Copy every record below exactly.
═════ DATASET EXTRACT
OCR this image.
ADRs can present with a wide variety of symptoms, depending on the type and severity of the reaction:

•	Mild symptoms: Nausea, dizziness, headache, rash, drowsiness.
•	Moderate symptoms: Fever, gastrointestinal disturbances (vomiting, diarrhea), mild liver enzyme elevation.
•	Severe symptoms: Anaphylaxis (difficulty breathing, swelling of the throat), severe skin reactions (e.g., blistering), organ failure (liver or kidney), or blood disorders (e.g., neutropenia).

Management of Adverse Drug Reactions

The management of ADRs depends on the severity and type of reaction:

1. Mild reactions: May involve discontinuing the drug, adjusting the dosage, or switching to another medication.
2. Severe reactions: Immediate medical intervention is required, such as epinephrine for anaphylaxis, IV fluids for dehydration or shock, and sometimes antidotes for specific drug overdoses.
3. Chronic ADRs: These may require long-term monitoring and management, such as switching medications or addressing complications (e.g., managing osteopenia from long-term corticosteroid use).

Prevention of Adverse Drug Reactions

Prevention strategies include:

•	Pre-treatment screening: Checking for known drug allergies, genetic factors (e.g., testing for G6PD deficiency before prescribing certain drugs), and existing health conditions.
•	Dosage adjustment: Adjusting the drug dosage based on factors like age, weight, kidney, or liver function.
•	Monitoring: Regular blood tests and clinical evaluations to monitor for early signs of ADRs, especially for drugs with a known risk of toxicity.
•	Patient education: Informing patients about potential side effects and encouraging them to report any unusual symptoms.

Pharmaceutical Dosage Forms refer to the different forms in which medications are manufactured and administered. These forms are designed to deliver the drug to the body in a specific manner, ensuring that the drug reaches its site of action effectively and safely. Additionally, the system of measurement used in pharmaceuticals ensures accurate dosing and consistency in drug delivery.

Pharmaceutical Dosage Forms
══════════
**WRITTEN ANSWER**
OCR this image.
ADRs can present with a wide variety of symptoms, depending on the type and severity of the reaction:

•	Mild symptoms: Nausea, dizziness, headache, rash, drowsiness.
•	Moderate symptoms: Fever, gastrointestinal disturbances (vomiting, diarrhea), mild liver enzyme elevation.
•	Severe symptoms: Anaphylaxis (difficulty breathing, swelling of the throat), severe skin reactions (e.g., blistering), organ failure (liver or kidney), or blood disorders (e.g., neutropenia).

Management of Adverse Drug Reactions

The management of ADRs depends on the severity and type of reaction:

1. Mild reactions: May involve discontinuing the drug, adjusting the dosage, or switching to another medication.
2. Severe reactions: Immediate medical intervention is required, such as epinephrine for anaphylaxis, IV fluids for dehydration or shock, and sometimes antidotes for specific drug overdoses.
3. Chronic ADRs: These may require long-term monitoring and management, such as switching medications or addressing complications (e.g., managing osteopenia from long-term corticosteroid use).

Prevention of Adverse Drug Reactions

Prevention strategies include:

•	Pre-treatment screening: Checking for known drug allergies, genetic factors (e.g., testing for G6PD deficiency before prescribing certain drugs), and existing health conditions.
•	Dosage adjustment: Adjusting the drug dosage based on factors like age, weight, kidney, or liver function.
•	Monitoring: Regular blood tests and clinical evaluations to monitor for early signs of ADRs, especially for drugs with a known risk of toxicity.
•	Patient education: Informing patients about potential side effects and encouraging them to report any unusual symptoms.

Pharmaceutical Dosage Forms refer to the different forms in which medications are manufactured and administered. These forms are designed to deliver the drug to the body in a specific manner, ensuring that the drug reaches its site of action effectively and safely. Additionally, the system of measurement used in pharmaceuticals ensures accurate dosing and consistency in drug delivery.

Pharmaceutical Dosage Forms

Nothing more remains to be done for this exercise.